Figure dataset records
• • • • • • •

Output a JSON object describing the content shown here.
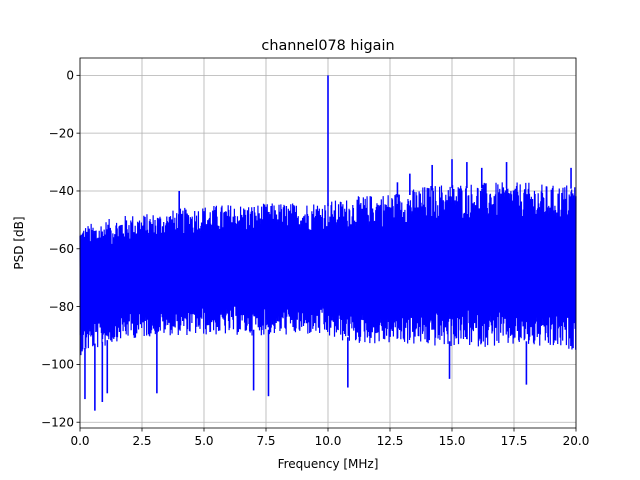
{
  "chart_data": {
    "type": "line",
    "title": "channel078 higain",
    "xlabel": "Frequency [MHz]",
    "ylabel": "PSD [dB]",
    "xlim": [
      0,
      20
    ],
    "ylim": [
      -122,
      6
    ],
    "xticks": [
      0,
      2.5,
      5,
      7.5,
      10,
      12.5,
      15,
      17.5,
      20
    ],
    "xtick_labels": [
      "0.0",
      "2.5",
      "5.0",
      "7.5",
      "10.0",
      "12.5",
      "15.0",
      "17.5",
      "20.0"
    ],
    "yticks": [
      0,
      -20,
      -40,
      -60,
      -80,
      -100,
      -120
    ],
    "ytick_labels": [
      "0",
      "−20",
      "−40",
      "−60",
      "−80",
      "−100",
      "−120"
    ],
    "grid": true,
    "series": [
      {
        "color": "#0000ff",
        "envelope_x": [
          0,
          0.5,
          1,
          1.5,
          2,
          2.5,
          3,
          3.5,
          4,
          4.5,
          5,
          6,
          7,
          8,
          9,
          9.5,
          10.5,
          11,
          12,
          13,
          14,
          15,
          16,
          17,
          18,
          19,
          20
        ],
        "envelope_upper": [
          -52,
          -51,
          -50,
          -49,
          -48,
          -48,
          -47.5,
          -47,
          -46,
          -45.5,
          -45,
          -44.5,
          -44.5,
          -44,
          -44,
          -43.5,
          -43,
          -42,
          -41,
          -40,
          -38,
          -37,
          -37,
          -37,
          -37,
          -38,
          -37
        ],
        "envelope_lower": [
          -97,
          -95,
          -94,
          -92,
          -91,
          -91,
          -90,
          -90,
          -90,
          -90,
          -90,
          -90,
          -90,
          -90,
          -90,
          -90,
          -92,
          -93,
          -93,
          -93,
          -94,
          -94,
          -94,
          -94,
          -94,
          -95,
          -95
        ],
        "spikes": [
          {
            "x": 10.0,
            "y": 0
          },
          {
            "x": 4.0,
            "y": -40
          },
          {
            "x": 15.0,
            "y": -29
          },
          {
            "x": 14.2,
            "y": -31
          },
          {
            "x": 15.6,
            "y": -30
          },
          {
            "x": 16.2,
            "y": -32
          },
          {
            "x": 17.2,
            "y": -30
          },
          {
            "x": 19.8,
            "y": -32
          },
          {
            "x": 12.8,
            "y": -37
          },
          {
            "x": 13.3,
            "y": -34
          }
        ],
        "dips": [
          {
            "x": 0.2,
            "y": -112
          },
          {
            "x": 0.6,
            "y": -116
          },
          {
            "x": 0.9,
            "y": -113
          },
          {
            "x": 1.1,
            "y": -110
          },
          {
            "x": 3.1,
            "y": -110
          },
          {
            "x": 7.0,
            "y": -109
          },
          {
            "x": 7.6,
            "y": -111
          },
          {
            "x": 10.8,
            "y": -108
          },
          {
            "x": 14.9,
            "y": -105
          },
          {
            "x": 18.0,
            "y": -107
          }
        ]
      }
    ]
  }
}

• • • • • • •

Task instructions —
Return the listing above in full and without alteration, excluding its pictures.

Solution below —
Output a JSON object describing the content shown here.
{
  "chart_data": {
    "type": "line",
    "title": "channel078 higain",
    "xlabel": "Frequency [MHz]",
    "ylabel": "PSD [dB]",
    "xlim": [
      0,
      20
    ],
    "ylim": [
      -122,
      6
    ],
    "xticks": [
      0,
      2.5,
      5,
      7.5,
      10,
      12.5,
      15,
      17.5,
      20
    ],
    "xtick_labels": [
      "0.0",
      "2.5",
      "5.0",
      "7.5",
      "10.0",
      "12.5",
      "15.0",
      "17.5",
      "20.0"
    ],
    "yticks": [
      0,
      -20,
      -40,
      -60,
      -80,
      -100,
      -120
    ],
    "ytick_labels": [
      "0",
      "−20",
      "−40",
      "−60",
      "−80",
      "−100",
      "−120"
    ],
    "grid": true,
    "series": [
      {
        "color": "#0000ff",
        "envelope_x": [
          0,
          0.5,
          1,
          1.5,
          2,
          2.5,
          3,
          3.5,
          4,
          4.5,
          5,
          6,
          7,
          8,
          9,
          9.5,
          10.5,
          11,
          12,
          13,
          14,
          15,
          16,
          17,
          18,
          19,
          20
        ],
        "envelope_upper": [
          -52,
          -51,
          -50,
          -49,
          -48,
          -48,
          -47.5,
          -47,
          -46,
          -45.5,
          -45,
          -44.5,
          -44.5,
          -44,
          -44,
          -43.5,
          -43,
          -42,
          -41,
          -40,
          -38,
          -37,
          -37,
          -37,
          -37,
          -38,
          -37
        ],
        "envelope_lower": [
          -97,
          -95,
          -94,
          -92,
          -91,
          -91,
          -90,
          -90,
          -90,
          -90,
          -90,
          -90,
          -90,
          -90,
          -90,
          -90,
          -92,
          -93,
          -93,
          -93,
          -94,
          -94,
          -94,
          -94,
          -94,
          -95,
          -95
        ],
        "spikes": [
          {
            "x": 10.0,
            "y": 0
          },
          {
            "x": 4.0,
            "y": -40
          },
          {
            "x": 15.0,
            "y": -29
          },
          {
            "x": 14.2,
            "y": -31
          },
          {
            "x": 15.6,
            "y": -30
          },
          {
            "x": 16.2,
            "y": -32
          },
          {
            "x": 17.2,
            "y": -30
          },
          {
            "x": 19.8,
            "y": -32
          },
          {
            "x": 12.8,
            "y": -37
          },
          {
            "x": 13.3,
            "y": -34
          }
        ],
        "dips": [
          {
            "x": 0.2,
            "y": -112
          },
          {
            "x": 0.6,
            "y": -116
          },
          {
            "x": 0.9,
            "y": -113
          },
          {
            "x": 1.1,
            "y": -110
          },
          {
            "x": 3.1,
            "y": -110
          },
          {
            "x": 7.0,
            "y": -109
          },
          {
            "x": 7.6,
            "y": -111
          },
          {
            "x": 10.8,
            "y": -108
          },
          {
            "x": 14.9,
            "y": -105
          },
          {
            "x": 18.0,
            "y": -107
          }
        ]
      }
    ]
  }
}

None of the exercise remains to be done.